-- start of INPUT MATERIAL --

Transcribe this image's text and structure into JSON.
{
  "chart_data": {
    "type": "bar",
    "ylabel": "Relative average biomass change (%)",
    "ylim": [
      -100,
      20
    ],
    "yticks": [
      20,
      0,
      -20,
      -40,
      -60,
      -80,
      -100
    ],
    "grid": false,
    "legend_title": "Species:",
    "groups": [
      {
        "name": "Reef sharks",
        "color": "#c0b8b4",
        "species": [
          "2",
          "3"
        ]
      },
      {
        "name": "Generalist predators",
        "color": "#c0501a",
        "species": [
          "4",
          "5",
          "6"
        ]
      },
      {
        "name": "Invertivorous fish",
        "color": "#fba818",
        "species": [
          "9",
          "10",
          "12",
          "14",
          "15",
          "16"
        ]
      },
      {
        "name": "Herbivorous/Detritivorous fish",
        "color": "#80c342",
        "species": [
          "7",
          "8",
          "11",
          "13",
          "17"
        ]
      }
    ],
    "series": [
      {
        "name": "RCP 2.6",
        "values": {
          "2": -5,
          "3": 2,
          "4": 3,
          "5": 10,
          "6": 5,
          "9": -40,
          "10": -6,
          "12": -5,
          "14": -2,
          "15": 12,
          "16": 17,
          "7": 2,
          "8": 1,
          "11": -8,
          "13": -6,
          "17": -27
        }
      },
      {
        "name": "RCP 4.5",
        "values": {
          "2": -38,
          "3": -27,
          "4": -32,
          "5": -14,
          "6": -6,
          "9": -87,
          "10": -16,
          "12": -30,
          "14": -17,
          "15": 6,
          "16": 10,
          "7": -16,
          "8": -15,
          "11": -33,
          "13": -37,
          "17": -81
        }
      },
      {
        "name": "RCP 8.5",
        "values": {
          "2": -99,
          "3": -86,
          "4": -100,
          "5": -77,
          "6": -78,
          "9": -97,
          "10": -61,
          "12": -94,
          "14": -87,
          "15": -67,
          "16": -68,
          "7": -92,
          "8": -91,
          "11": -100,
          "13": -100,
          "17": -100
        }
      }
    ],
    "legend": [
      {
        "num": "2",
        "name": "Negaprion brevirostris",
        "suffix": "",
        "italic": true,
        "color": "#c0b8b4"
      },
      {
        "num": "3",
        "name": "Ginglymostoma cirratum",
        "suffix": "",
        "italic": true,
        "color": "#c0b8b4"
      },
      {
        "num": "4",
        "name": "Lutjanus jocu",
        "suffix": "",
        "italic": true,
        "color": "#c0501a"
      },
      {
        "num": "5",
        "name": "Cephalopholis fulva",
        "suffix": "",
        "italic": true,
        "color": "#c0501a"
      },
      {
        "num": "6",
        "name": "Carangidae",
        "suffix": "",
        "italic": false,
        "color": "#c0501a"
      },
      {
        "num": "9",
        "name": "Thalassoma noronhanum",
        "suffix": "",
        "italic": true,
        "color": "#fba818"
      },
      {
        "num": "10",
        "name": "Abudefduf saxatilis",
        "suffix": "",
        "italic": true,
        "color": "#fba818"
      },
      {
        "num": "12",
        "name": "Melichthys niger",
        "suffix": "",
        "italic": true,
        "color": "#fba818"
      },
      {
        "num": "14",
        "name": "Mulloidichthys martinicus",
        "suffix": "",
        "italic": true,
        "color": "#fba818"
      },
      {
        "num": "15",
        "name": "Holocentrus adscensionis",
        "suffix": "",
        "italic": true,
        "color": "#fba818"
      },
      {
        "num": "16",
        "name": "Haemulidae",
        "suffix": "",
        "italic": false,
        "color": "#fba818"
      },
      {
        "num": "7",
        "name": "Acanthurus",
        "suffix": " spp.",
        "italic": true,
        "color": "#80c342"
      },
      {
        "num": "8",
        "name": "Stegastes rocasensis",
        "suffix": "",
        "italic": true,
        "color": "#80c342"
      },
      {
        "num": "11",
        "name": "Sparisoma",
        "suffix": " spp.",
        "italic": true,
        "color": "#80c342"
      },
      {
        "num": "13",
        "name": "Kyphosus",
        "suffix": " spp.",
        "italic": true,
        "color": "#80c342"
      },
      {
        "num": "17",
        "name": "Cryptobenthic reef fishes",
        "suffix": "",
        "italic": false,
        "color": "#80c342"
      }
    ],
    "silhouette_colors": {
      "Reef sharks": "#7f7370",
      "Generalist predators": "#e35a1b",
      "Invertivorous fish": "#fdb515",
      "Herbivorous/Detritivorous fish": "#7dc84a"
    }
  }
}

-- end of INPUT MATERIAL --

*REQUEST*: Using the listing above, list every line in which the string "sharks" occurs.

*EXPECTED OUTPUT*:
        "name": "Reef sharks",
      "Reef sharks": "#7f7370",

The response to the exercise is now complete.